Problem details: Output every record word for word.

Dataset records:
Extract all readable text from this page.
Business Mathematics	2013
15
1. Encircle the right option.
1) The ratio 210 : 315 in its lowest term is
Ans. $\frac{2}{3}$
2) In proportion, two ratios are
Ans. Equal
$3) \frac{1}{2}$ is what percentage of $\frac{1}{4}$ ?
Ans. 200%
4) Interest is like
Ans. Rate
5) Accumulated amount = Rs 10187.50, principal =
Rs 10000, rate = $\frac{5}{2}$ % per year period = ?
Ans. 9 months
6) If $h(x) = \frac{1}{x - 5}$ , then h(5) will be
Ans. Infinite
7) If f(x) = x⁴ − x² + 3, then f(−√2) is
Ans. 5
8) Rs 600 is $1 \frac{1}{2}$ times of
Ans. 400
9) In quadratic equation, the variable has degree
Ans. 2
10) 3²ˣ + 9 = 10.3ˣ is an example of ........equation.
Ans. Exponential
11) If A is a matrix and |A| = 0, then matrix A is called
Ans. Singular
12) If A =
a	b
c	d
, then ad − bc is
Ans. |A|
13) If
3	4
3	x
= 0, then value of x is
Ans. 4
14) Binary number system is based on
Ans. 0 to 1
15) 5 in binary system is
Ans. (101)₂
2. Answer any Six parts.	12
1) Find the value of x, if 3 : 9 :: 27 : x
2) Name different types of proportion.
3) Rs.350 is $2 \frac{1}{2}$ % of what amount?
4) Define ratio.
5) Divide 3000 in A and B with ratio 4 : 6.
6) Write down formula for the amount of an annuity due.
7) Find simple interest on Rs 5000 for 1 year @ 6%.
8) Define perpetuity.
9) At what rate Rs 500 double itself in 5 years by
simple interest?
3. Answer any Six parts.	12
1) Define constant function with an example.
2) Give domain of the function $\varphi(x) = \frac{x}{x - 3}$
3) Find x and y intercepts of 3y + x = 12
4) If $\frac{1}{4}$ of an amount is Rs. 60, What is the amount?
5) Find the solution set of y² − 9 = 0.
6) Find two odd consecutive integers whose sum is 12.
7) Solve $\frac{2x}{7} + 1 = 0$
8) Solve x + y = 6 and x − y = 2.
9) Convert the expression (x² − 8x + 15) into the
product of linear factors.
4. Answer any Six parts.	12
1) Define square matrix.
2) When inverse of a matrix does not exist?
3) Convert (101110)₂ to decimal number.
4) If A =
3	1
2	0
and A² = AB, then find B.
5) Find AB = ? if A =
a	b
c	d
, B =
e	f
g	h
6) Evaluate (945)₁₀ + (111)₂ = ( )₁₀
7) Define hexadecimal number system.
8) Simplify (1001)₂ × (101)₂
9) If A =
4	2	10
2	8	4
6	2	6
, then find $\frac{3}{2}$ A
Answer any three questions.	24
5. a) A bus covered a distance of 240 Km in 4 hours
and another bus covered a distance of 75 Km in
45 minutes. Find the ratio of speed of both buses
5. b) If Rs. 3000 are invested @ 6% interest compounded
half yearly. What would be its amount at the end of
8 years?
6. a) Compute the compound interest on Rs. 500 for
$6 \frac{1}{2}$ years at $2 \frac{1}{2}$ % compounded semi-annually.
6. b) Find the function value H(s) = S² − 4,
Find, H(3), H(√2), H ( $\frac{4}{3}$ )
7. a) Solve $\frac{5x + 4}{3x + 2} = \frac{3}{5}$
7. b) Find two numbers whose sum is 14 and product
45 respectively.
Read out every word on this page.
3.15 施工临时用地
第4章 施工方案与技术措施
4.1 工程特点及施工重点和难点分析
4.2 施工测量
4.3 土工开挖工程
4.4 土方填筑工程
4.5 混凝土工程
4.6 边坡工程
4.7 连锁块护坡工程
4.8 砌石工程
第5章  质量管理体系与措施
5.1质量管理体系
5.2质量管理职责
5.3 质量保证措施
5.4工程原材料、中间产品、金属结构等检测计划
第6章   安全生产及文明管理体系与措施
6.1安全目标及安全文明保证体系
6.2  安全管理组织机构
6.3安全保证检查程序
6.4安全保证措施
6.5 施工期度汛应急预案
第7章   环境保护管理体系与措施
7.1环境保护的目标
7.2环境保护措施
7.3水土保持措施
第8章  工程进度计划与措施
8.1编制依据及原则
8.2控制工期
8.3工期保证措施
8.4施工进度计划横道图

Response:
Extract all readable text from this page.
Business Mathematics	2013
15
1. Encircle the right option.
1) The ratio 210 : 315 in its lowest term is
Ans. $\frac{2}{3}$
2) In proportion, two ratios are
Ans. Equal
$3) \frac{1}{2}$ is what percentage of $\frac{1}{4}$ ?
Ans. 200%
4) Interest is like
Ans. Rate
5) Accumulated amount = Rs 10187.50, principal =
Rs 10000, rate = $\frac{5}{2}$ % per year period = ?
Ans. 9 months
6) If $h(x) = \frac{1}{x - 5}$ , then h(5) will be
Ans. Infinite
7) If f(x) = x⁴ − x² + 3, then f(−√2) is
Ans. 5
8) Rs 600 is $1 \frac{1}{2}$ times of
Ans. 400
9) In quadratic equation, the variable has degree
Ans. 2
10) 3²ˣ + 9 = 10.3ˣ is an example of ........equation.
Ans. Exponential
11) If A is a matrix and |A| = 0, then matrix A is called
Ans. Singular
12) If A =
a	b
c	d
, then ad − bc is
Ans. |A|
13) If
3	4
3	x
= 0, then value of x is
Ans. 4
14) Binary number system is based on
Ans. 0 to 1
15) 5 in binary system is
Ans. (101)₂
2. Answer any Six parts.	12
1) Find the value of x, if 3 : 9 :: 27 : x
2) Name different types of proportion.
3) Rs.350 is $2 \frac{1}{2}$ % of what amount?
4) Define ratio.
5) Divide 3000 in A and B with ratio 4 : 6.
6) Write down formula for the amount of an annuity due.
7) Find simple interest on Rs 5000 for 1 year @ 6%.
8) Define perpetuity.
9) At what rate Rs 500 double itself in 5 years by
simple interest?
3. Answer any Six parts.	12
1) Define constant function with an example.
2) Give domain of the function $\varphi(x) = \frac{x}{x - 3}$
3) Find x and y intercepts of 3y + x = 12
4) If $\frac{1}{4}$ of an amount is Rs. 60, What is the amount?
5) Find the solution set of y² − 9 = 0.
6) Find two odd consecutive integers whose sum is 12.
7) Solve $\frac{2x}{7} + 1 = 0$
8) Solve x + y = 6 and x − y = 2.
9) Convert the expression (x² − 8x + 15) into the
product of linear factors.
4. Answer any Six parts.	12
1) Define square matrix.
2) When inverse of a matrix does not exist?
3) Convert (101110)₂ to decimal number.
4) If A =
3	1
2	0
and A² = AB, then find B.
5) Find AB = ? if A =
a	b
c	d
, B =
e	f
g	h
6) Evaluate (945)₁₀ + (111)₂ = ( )₁₀
7) Define hexadecimal number system.
8) Simplify (1001)₂ × (101)₂
9) If A =
4	2	10
2	8	4
6	2	6
, then find $\frac{3}{2}$ A
Answer any three questions.	24
5. a) A bus covered a distance of 240 Km in 4 hours
and another bus covered a distance of 75 Km in
45 minutes. Find the ratio of speed of both buses
5. b) If Rs. 3000 are invested @ 6% interest compounded
half yearly. What would be its amount at the end of
8 years?
6. a) Compute the compound interest on Rs. 500 for
$6 \frac{1}{2}$ years at $2 \frac{1}{2}$ % compounded semi-annually.
6. b) Find the function value H(s) = S² − 4,
Find, H(3), H(√2), H ( $\frac{4}{3}$ )
7. a) Solve $\frac{5x + 4}{3x + 2} = \frac{3}{5}$
7. b) Find two numbers whose sum is 14 and product
45 respectively.
Read out every word on this page.
3.15 施工临时用地
第4章 施工方案与技术措施
4.1 工程特点及施工重点和难点分析
4.2 施工测量
4.3 土工开挖工程
4.4 土方填筑工程
4.5 混凝土工程
4.6 边坡工程
4.7 连锁块护坡工程
4.8 砌石工程
第5章  质量管理体系与措施
5.1质量管理体系
5.2质量管理职责
5.3 质量保证措施
5.4工程原材料、中间产品、金属结构等检测计划
第6章   安全生产及文明管理体系与措施
6.1安全目标及安全文明保证体系
6.2  安全管理组织机构
6.3安全保证检查程序
6.4安全保证措施
6.5 施工期度汛应急预案
第7章   环境保护管理体系与措施
7.1环境保护的目标
7.2环境保护措施
7.3水土保持措施
第8章  工程进度计划与措施
8.1编制依据及原则
8.2控制工期
8.3工期保证措施
8.4施工进度计划横道图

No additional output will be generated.